----- Material for this exercise -----

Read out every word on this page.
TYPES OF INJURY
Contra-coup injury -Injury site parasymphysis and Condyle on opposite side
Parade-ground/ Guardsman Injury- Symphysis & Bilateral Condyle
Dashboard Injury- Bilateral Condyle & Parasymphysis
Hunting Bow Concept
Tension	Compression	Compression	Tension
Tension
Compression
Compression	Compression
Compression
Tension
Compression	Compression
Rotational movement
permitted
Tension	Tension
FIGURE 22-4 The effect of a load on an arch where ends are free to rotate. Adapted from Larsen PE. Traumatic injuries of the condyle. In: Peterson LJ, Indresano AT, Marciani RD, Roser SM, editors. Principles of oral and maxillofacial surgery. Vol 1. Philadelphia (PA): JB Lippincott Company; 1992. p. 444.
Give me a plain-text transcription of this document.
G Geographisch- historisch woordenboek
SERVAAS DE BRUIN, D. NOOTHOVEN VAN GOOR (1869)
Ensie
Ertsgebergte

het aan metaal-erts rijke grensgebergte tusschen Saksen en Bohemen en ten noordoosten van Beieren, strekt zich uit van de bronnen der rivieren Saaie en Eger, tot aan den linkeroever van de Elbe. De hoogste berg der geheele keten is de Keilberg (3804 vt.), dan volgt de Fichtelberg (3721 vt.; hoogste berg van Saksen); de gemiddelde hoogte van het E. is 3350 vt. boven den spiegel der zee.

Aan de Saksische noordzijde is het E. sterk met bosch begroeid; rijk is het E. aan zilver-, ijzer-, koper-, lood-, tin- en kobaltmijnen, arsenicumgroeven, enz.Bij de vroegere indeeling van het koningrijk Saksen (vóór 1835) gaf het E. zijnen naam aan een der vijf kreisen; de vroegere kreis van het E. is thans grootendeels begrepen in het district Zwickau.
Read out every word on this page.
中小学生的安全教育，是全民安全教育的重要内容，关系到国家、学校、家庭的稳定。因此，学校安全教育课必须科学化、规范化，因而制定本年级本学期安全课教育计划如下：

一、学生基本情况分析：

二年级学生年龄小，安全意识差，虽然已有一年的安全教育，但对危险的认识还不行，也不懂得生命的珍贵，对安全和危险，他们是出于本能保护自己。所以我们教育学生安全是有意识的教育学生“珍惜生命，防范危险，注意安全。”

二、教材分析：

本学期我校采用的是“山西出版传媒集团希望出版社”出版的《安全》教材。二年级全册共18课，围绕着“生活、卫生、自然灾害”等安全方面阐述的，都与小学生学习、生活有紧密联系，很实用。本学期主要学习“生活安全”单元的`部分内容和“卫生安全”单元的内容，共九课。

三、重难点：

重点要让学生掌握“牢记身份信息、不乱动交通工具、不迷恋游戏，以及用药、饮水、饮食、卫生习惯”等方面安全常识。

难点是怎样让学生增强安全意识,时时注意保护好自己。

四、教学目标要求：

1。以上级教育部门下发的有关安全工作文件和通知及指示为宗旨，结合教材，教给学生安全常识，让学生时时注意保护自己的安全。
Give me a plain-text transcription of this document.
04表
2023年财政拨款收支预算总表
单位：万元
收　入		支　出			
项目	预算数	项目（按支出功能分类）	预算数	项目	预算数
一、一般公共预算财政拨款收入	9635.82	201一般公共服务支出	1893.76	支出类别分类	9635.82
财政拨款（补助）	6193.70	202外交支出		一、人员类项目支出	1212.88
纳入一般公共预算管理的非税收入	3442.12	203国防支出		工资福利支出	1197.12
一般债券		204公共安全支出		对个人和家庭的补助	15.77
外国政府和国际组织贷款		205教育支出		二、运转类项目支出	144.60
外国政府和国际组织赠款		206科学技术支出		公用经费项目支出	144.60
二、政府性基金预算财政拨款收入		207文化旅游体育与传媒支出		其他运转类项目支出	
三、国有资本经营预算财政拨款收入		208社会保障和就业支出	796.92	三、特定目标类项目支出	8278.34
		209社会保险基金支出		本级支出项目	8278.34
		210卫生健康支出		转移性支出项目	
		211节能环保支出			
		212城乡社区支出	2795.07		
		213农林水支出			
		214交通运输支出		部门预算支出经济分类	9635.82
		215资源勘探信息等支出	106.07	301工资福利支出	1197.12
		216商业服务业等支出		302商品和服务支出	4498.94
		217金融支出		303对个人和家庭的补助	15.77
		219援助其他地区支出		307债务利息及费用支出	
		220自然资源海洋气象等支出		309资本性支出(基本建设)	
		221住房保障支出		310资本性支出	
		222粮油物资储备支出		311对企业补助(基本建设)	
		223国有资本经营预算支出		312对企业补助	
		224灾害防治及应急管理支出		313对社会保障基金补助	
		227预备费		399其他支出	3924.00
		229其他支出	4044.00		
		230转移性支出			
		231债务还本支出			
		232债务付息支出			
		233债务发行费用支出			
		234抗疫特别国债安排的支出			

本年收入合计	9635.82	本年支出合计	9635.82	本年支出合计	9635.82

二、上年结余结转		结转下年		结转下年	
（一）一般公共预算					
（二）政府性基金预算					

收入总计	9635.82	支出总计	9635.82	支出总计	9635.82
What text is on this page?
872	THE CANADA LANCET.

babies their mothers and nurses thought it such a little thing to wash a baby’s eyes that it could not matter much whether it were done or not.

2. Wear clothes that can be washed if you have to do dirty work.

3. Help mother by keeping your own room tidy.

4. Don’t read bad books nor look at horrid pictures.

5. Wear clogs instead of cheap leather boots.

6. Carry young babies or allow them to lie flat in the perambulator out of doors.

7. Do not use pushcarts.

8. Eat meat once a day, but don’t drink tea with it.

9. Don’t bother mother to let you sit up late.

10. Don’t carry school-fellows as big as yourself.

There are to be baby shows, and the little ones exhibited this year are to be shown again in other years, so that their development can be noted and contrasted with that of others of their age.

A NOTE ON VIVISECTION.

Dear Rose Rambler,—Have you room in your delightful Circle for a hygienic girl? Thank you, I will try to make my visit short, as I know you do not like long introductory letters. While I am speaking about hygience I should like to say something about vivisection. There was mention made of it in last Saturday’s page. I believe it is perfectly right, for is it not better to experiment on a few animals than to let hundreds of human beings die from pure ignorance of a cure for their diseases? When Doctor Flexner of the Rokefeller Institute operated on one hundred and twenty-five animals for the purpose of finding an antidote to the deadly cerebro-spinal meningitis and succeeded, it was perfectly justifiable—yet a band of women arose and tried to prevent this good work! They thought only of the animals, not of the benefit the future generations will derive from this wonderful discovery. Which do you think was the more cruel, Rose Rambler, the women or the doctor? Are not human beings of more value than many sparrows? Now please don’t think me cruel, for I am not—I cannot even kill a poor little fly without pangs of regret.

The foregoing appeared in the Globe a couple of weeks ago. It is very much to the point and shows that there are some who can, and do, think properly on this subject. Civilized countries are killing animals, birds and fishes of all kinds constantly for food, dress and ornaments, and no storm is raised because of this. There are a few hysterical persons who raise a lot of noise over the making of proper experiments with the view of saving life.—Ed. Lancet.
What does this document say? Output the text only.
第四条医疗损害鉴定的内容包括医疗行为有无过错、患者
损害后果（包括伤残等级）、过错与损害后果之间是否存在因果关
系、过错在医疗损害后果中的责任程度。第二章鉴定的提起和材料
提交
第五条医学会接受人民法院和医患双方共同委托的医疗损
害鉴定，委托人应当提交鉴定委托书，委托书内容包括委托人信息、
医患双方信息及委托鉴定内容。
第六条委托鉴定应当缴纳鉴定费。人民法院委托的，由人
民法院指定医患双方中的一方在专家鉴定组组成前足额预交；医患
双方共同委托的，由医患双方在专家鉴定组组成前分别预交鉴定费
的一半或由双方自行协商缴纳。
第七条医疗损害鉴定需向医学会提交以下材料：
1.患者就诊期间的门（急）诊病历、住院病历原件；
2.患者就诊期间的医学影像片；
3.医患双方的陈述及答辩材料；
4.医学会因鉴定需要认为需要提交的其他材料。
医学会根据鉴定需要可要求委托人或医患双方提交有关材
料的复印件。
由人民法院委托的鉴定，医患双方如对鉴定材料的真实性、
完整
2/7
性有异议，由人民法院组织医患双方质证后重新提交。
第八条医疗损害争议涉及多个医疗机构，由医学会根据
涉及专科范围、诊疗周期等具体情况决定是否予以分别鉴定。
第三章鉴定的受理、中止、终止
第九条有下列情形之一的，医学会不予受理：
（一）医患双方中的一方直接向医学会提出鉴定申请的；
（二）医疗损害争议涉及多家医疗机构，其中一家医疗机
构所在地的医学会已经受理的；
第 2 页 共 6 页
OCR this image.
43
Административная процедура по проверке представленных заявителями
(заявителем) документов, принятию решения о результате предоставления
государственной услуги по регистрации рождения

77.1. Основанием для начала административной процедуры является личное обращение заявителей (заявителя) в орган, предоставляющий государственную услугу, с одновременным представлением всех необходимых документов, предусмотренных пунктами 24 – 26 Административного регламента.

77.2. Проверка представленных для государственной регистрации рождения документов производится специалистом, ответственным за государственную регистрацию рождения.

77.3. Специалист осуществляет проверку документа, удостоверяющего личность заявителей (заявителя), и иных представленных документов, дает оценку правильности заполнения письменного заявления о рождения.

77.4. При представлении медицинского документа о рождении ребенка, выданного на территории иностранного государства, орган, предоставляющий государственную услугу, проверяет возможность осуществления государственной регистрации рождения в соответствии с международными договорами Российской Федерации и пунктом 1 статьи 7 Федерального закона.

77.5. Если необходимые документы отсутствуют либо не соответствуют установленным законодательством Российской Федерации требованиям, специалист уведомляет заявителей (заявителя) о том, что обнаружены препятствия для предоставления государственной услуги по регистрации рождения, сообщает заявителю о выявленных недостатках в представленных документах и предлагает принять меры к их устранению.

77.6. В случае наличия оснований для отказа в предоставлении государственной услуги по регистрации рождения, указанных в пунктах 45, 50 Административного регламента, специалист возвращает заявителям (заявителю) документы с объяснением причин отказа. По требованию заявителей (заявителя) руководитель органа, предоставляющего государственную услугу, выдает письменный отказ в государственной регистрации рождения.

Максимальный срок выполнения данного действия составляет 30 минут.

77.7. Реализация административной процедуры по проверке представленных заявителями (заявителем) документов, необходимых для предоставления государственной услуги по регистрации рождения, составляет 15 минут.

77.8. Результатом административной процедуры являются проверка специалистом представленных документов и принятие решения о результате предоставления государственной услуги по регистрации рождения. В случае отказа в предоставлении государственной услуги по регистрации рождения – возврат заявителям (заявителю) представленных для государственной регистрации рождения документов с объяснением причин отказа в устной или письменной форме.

-----

Tally up the lines in the records that contain the word "text" and give only the total.

* Exercise output *
4